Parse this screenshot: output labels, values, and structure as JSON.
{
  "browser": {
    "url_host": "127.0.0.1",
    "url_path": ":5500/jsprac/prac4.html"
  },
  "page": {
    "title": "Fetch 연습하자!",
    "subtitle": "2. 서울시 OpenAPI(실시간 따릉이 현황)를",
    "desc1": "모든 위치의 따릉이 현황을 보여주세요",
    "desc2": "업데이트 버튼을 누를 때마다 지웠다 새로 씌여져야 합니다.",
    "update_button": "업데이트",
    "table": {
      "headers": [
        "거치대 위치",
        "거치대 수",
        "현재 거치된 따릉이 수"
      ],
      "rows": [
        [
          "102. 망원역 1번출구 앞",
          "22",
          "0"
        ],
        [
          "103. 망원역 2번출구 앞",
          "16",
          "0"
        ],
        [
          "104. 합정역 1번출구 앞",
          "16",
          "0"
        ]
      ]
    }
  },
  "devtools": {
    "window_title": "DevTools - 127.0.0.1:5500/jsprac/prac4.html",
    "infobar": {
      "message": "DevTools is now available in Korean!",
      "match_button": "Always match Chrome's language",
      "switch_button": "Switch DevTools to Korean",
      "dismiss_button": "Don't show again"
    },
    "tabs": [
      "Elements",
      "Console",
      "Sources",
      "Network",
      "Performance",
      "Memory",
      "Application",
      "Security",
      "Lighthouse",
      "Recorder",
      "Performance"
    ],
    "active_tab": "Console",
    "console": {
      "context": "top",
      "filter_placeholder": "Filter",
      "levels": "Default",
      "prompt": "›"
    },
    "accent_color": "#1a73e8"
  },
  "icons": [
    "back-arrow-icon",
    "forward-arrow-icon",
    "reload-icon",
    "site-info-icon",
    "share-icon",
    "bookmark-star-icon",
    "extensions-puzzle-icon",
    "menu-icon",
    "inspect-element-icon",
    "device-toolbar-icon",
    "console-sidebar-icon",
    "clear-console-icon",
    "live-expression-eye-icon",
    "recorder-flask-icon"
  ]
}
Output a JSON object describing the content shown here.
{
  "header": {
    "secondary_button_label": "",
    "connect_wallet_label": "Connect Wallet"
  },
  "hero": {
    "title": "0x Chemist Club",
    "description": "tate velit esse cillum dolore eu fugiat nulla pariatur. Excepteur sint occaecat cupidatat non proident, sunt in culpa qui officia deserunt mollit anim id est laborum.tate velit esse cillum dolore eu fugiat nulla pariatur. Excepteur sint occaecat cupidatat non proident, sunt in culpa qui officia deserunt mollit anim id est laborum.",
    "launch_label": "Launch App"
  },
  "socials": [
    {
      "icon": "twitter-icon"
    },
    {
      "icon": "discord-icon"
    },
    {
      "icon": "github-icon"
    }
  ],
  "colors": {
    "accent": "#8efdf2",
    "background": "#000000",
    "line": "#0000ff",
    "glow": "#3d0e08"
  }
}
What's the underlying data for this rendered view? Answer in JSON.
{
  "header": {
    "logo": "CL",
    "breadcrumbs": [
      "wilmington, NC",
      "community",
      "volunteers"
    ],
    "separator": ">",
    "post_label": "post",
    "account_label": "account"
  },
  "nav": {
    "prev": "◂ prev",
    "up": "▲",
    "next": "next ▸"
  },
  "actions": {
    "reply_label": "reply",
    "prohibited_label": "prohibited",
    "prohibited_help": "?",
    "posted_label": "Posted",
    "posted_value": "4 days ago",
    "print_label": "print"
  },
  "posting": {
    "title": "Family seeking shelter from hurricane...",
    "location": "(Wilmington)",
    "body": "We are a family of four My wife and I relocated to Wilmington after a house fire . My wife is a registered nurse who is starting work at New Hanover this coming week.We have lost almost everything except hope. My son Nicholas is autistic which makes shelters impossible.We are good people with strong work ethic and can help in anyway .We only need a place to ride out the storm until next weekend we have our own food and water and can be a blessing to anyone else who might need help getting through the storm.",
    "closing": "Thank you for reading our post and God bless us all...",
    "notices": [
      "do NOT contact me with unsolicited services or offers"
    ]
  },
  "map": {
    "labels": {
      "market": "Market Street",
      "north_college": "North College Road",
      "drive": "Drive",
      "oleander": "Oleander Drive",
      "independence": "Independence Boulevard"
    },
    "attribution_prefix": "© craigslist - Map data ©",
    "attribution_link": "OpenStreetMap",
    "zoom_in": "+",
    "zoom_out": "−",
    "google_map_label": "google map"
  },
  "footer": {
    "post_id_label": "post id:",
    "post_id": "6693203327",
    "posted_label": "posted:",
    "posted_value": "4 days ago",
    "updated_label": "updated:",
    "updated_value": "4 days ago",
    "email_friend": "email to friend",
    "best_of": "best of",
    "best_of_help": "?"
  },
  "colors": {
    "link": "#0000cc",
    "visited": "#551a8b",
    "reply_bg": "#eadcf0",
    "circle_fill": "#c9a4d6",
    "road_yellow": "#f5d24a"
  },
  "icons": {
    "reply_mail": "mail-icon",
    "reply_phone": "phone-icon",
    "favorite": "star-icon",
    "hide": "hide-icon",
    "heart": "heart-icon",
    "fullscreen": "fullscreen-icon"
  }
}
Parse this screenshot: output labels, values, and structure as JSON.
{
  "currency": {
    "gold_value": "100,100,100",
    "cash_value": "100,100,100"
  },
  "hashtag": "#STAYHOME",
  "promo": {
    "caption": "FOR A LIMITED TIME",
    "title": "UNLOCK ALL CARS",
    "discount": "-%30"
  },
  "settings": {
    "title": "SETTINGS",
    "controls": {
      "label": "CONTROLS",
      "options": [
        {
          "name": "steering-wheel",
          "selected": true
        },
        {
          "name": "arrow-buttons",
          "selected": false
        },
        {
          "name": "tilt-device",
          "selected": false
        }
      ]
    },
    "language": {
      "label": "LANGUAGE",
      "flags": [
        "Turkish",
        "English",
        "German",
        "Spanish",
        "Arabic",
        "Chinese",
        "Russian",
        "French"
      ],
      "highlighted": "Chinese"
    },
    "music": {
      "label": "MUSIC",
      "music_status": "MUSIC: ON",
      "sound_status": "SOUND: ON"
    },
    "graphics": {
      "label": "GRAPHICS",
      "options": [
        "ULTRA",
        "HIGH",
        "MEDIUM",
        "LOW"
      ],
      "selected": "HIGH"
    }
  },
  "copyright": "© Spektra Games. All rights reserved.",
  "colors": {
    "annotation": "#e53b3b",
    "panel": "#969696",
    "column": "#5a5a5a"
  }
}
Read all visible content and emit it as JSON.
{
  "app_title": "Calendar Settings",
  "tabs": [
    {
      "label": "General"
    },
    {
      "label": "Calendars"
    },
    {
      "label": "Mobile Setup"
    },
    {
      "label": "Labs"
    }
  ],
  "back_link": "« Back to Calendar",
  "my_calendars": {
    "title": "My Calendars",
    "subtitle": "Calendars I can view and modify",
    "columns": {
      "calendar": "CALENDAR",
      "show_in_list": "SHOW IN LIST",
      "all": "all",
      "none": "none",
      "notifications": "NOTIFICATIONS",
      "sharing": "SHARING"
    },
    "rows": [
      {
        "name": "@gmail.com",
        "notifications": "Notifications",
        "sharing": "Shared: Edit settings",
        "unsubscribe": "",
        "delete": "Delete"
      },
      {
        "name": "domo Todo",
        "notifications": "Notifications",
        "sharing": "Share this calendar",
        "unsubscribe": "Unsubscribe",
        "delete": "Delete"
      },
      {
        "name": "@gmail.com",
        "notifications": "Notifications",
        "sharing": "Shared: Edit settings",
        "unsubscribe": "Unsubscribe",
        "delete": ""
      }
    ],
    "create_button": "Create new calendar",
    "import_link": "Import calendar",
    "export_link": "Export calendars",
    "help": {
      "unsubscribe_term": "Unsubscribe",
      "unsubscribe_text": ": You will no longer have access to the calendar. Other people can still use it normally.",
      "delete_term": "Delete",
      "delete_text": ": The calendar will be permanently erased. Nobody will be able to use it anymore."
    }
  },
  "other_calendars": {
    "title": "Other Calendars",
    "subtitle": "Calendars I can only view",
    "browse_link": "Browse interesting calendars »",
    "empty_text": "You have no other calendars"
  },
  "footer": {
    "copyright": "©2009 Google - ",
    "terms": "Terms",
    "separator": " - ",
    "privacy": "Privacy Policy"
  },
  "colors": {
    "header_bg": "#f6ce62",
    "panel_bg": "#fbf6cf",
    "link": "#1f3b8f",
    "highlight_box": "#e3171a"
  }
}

★ ★ ★ ★ ★

**THE TASK:** In the records above, find the lines containing "copyright" and copy them.

**EXERCISE ANSWER:**
  "copyright": "© Spektra Games. All rights reserved.",
    "copyright": "©2009 Google - ",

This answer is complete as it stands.